-- PROBLEM DETAILS --
Show every line below where "this" can be found.

(Recorded data)

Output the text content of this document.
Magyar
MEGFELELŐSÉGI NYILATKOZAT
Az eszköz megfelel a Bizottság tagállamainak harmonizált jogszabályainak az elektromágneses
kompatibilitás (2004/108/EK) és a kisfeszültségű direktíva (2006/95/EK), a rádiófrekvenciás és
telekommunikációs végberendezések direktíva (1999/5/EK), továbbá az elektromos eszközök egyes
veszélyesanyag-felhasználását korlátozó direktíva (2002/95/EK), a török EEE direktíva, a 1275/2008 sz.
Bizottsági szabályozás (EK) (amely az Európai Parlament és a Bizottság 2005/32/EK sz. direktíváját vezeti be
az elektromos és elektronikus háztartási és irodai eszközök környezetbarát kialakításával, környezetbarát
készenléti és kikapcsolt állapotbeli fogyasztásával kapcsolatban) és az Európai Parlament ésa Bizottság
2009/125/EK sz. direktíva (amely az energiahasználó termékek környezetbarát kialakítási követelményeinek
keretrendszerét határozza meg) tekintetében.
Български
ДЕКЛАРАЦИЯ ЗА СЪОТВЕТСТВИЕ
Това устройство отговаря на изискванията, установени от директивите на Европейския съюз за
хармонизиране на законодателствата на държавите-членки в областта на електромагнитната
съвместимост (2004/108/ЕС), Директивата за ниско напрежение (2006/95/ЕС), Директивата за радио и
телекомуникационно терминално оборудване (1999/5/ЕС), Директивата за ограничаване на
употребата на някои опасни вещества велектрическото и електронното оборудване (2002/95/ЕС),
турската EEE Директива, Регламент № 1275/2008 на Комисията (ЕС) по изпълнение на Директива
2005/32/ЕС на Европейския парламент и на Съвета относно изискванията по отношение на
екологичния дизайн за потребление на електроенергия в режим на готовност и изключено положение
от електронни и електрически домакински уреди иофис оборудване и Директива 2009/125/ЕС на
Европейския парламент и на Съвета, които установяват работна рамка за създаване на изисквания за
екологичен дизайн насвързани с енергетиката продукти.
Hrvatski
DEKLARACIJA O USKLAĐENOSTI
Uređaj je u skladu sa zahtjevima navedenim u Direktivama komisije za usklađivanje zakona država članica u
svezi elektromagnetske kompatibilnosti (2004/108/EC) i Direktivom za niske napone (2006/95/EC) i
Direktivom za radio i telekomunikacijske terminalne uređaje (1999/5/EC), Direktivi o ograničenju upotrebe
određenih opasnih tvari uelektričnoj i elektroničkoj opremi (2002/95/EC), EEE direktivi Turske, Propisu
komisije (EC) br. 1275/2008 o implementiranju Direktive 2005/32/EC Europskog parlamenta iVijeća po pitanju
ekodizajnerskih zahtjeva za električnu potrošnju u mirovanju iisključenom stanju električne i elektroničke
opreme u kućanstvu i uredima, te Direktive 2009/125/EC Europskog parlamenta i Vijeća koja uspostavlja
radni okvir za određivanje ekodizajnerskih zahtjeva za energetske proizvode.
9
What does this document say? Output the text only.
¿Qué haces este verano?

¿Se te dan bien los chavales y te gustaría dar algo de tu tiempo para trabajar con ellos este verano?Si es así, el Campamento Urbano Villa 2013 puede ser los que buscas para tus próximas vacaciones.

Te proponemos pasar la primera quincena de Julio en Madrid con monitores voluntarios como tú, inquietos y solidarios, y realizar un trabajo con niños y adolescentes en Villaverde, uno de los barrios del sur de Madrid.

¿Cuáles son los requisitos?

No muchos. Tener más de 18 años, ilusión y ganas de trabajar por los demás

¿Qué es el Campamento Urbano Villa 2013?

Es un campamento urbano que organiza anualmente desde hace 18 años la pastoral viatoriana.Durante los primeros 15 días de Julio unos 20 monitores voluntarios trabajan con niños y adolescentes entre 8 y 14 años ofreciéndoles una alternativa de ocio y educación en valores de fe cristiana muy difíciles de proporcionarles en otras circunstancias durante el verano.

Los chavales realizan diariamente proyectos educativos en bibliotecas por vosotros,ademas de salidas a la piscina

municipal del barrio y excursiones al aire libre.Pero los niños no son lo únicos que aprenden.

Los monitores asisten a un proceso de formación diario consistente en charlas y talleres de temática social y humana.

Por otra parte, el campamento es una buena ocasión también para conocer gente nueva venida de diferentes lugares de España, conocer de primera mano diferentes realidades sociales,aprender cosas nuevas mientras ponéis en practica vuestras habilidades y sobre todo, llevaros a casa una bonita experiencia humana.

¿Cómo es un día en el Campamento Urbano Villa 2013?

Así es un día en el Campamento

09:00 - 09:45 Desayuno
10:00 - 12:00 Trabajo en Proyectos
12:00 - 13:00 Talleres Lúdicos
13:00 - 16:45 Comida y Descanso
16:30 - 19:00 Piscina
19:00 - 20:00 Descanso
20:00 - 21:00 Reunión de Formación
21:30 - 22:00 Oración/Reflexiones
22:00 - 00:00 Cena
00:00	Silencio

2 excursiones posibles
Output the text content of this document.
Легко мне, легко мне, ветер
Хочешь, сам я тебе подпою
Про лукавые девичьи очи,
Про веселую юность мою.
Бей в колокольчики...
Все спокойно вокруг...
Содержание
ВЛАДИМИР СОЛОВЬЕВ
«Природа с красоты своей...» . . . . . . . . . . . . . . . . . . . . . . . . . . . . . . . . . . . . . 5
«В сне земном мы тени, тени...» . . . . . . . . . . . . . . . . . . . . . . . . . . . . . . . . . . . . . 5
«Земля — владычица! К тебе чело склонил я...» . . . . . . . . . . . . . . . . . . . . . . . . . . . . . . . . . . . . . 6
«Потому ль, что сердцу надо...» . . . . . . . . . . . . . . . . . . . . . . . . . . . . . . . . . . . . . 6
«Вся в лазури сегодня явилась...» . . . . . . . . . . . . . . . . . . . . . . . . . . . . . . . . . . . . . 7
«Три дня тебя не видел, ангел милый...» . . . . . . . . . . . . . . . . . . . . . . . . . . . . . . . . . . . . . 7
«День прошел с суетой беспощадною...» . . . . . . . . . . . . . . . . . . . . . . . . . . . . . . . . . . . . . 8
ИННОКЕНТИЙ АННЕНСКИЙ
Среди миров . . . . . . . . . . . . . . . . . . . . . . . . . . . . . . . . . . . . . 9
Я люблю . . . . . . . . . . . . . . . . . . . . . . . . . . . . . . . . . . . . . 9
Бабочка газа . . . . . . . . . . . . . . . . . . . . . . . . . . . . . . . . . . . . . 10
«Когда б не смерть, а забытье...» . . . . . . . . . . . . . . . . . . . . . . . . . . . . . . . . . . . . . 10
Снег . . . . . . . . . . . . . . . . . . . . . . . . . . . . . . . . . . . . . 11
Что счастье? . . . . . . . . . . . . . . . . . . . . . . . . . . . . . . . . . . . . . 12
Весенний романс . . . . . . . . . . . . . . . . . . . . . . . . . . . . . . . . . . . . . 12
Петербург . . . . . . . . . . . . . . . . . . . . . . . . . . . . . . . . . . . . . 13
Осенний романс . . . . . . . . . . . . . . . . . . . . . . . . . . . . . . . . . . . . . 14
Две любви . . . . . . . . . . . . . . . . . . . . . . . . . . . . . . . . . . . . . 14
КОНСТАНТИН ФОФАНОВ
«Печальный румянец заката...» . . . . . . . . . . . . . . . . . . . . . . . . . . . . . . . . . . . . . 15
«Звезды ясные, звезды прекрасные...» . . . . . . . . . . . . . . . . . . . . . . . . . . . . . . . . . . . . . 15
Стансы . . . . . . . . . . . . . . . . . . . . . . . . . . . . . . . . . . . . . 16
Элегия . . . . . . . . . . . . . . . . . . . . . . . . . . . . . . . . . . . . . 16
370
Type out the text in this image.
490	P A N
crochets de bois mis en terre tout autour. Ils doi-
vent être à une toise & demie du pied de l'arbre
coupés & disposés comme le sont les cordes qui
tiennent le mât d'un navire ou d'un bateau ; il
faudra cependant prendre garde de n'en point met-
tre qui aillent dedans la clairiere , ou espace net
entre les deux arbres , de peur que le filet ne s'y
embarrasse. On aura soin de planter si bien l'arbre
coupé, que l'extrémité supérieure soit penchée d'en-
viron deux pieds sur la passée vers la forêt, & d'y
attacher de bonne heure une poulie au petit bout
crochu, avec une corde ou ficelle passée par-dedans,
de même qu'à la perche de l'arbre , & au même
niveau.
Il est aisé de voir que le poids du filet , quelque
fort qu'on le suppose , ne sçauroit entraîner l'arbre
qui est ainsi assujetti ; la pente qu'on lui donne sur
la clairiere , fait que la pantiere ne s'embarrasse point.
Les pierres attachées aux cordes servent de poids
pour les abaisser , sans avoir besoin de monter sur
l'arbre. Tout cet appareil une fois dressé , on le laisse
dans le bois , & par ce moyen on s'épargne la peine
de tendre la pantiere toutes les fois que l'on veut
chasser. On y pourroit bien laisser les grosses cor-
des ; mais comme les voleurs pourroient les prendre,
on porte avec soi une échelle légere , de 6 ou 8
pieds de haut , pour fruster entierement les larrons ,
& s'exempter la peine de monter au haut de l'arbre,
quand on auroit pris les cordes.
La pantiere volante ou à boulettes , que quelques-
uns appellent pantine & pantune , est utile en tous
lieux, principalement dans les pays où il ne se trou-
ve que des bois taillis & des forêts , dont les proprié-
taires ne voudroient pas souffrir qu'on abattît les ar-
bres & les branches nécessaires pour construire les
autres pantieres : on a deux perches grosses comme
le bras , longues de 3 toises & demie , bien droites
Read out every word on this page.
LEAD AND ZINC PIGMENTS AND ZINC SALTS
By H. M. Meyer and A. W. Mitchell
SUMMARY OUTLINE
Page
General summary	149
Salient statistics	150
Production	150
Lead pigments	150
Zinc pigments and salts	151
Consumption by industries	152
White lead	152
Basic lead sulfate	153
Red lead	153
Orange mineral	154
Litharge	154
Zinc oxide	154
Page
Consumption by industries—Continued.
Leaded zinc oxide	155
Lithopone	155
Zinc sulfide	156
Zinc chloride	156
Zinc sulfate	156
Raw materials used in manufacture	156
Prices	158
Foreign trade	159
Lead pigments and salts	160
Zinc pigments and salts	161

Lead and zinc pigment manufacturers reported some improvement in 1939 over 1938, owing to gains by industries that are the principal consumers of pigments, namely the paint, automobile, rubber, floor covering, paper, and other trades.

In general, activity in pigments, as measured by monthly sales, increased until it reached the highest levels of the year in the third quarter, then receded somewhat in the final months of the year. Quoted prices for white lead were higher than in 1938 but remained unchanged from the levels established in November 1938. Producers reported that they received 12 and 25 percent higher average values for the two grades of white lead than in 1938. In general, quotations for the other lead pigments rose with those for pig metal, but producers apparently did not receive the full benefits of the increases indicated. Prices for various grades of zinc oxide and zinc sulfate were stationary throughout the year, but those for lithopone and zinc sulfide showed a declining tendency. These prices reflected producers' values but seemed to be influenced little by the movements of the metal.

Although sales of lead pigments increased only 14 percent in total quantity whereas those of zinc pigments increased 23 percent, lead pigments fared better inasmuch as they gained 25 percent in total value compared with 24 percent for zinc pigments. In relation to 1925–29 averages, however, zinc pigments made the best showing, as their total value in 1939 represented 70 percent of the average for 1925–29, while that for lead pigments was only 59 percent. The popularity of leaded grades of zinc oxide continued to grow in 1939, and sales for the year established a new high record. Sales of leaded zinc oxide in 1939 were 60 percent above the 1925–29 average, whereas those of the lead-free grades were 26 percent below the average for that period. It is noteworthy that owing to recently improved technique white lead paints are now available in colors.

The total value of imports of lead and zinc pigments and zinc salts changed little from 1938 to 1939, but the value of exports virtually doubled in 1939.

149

-- CORRECT OUTPUT --
Output the text content of this document.
What does this document say? Output the text only.
Output the text content of this document.
Type out the text in this image.
Read out every word on this page.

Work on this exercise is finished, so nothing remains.